### Set exercise
Copy out every line containing the word "index".
* Start *
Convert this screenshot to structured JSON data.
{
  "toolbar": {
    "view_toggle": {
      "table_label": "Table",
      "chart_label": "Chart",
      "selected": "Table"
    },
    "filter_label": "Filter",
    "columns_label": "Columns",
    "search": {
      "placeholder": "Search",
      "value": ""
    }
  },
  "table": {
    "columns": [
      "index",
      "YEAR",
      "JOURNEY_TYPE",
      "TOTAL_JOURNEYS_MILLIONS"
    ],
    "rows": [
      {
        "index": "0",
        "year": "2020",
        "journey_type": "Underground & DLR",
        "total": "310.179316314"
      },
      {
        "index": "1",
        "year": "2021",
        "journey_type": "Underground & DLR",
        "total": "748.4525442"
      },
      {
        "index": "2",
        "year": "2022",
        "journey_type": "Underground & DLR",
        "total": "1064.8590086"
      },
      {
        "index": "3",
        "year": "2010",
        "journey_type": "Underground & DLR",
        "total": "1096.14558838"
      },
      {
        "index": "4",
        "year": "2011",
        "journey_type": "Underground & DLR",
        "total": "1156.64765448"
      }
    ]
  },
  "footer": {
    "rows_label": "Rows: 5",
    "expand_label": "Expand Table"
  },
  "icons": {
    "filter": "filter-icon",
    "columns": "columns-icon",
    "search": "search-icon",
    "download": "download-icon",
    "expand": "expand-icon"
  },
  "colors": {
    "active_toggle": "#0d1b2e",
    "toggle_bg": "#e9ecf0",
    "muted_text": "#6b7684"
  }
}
* End *
### Exercise answer
      "index",
        "index": "0",
        "index": "1",
        "index": "2",
        "index": "3",
        "index": "4",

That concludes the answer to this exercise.